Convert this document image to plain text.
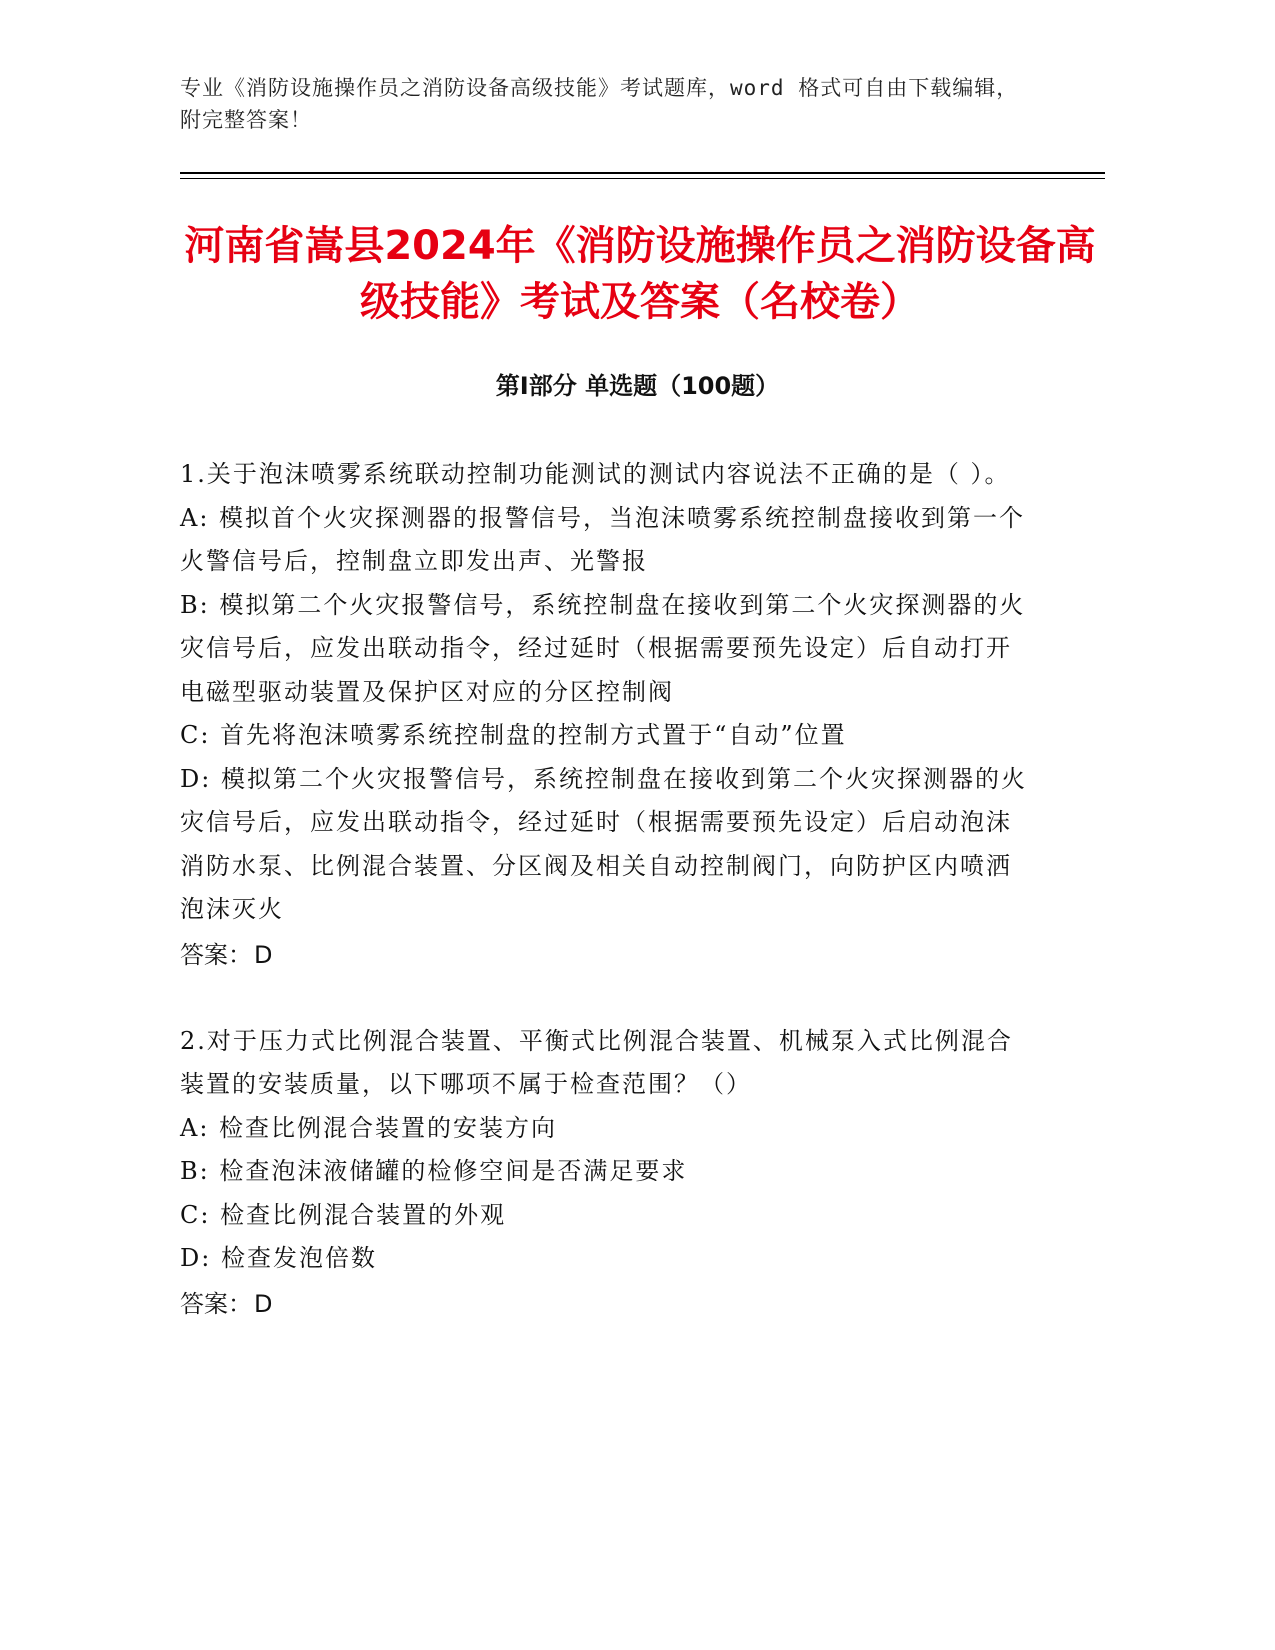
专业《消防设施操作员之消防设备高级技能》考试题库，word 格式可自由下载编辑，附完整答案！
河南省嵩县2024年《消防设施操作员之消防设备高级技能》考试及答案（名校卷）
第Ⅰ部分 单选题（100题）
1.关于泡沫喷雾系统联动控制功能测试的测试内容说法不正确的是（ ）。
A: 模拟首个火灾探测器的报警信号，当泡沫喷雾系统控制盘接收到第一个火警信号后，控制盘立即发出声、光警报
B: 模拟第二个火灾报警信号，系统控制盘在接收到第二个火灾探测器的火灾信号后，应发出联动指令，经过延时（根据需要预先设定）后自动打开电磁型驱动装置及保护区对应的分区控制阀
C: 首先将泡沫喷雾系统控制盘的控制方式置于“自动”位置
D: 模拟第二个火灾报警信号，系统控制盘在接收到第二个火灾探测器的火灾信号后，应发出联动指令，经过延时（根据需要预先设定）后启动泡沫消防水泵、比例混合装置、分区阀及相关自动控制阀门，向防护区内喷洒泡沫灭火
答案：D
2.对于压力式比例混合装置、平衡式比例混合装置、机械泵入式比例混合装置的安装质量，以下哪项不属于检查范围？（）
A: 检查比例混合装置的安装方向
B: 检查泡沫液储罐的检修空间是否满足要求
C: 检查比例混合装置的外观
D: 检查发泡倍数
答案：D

============================================================

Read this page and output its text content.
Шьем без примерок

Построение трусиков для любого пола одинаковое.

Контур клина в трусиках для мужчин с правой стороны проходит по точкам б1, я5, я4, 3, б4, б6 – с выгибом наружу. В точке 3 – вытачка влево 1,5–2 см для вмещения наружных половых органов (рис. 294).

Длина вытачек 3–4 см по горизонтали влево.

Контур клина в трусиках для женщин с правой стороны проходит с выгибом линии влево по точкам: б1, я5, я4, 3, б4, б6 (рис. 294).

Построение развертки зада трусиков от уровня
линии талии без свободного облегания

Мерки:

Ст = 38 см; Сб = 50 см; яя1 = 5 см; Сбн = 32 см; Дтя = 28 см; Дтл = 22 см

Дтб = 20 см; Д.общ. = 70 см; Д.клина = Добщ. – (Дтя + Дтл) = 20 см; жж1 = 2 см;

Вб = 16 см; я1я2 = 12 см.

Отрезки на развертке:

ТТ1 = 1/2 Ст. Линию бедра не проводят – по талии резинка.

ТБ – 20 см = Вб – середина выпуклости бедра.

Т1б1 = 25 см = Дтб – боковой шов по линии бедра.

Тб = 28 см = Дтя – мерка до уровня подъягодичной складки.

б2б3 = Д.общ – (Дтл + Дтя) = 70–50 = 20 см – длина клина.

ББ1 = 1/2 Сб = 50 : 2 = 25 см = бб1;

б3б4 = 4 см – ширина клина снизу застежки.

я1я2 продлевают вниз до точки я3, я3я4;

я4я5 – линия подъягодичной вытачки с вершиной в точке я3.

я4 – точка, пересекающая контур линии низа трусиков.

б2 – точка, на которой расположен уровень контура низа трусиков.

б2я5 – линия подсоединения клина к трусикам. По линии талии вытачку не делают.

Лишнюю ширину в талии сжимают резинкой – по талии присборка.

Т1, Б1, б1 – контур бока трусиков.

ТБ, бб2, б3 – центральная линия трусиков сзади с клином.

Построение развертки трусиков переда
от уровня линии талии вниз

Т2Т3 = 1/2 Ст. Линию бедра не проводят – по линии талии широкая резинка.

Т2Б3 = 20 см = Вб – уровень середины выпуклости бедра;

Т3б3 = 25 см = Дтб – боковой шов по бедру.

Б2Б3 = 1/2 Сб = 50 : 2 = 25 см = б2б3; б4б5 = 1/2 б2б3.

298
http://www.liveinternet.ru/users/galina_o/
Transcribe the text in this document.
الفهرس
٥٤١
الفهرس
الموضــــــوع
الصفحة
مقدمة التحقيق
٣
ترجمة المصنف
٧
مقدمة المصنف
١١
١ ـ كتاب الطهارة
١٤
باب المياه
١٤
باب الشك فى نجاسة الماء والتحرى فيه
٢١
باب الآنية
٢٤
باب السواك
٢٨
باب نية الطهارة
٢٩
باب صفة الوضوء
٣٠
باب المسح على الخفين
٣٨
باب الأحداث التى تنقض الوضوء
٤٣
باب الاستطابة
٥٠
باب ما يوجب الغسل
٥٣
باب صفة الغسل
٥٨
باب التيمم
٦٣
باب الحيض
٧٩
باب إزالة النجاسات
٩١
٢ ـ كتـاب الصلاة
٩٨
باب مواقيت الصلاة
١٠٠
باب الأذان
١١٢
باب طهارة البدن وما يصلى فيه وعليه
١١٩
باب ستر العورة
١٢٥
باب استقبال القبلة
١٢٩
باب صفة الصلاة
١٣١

============================================================

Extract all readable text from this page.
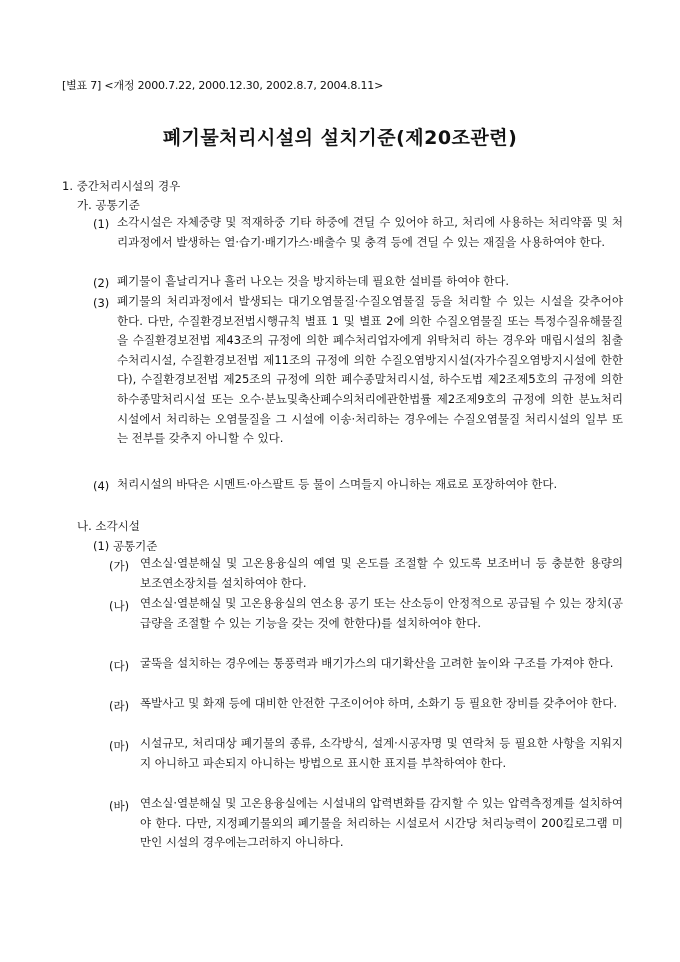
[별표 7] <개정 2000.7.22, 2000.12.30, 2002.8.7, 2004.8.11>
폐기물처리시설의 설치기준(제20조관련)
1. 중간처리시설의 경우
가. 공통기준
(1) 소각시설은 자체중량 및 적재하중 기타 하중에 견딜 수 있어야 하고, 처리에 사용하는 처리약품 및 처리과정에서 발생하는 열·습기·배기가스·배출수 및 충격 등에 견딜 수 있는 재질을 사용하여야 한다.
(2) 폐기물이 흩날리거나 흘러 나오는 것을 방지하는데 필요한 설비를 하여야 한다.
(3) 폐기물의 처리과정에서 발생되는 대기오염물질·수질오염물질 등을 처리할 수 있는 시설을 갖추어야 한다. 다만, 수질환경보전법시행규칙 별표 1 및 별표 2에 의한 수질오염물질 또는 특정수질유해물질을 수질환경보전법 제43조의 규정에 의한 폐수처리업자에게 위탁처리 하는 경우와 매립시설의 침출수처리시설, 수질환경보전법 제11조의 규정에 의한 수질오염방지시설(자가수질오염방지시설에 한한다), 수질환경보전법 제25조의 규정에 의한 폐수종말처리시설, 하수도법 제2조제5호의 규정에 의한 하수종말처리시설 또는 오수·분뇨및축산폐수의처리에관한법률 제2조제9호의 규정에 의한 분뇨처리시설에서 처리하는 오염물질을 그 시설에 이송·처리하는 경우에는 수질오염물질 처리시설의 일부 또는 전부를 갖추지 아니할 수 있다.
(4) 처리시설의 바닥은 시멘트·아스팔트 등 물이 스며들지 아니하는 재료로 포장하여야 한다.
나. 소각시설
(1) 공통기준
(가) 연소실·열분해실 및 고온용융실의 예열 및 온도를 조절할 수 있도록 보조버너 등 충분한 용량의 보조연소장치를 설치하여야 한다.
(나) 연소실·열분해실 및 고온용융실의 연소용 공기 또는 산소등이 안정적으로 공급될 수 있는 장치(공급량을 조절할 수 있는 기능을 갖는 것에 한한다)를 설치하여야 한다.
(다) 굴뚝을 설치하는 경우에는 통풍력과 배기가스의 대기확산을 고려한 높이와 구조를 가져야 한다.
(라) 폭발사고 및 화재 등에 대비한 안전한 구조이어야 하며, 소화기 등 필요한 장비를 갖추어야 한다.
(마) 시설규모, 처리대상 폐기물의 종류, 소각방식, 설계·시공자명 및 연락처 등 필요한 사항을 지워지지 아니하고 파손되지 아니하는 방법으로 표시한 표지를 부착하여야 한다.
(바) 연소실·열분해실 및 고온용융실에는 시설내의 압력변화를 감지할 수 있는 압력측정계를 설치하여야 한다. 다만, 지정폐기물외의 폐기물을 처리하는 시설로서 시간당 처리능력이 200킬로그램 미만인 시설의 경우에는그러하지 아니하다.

============================================================

Search the entries for the word "низа" and gather every line where it appears.

> Result for this task:
я4 – точка, пересекающая контур линии низа трусиков.
б2 – точка, на которой расположен уровень контура низа трусиков.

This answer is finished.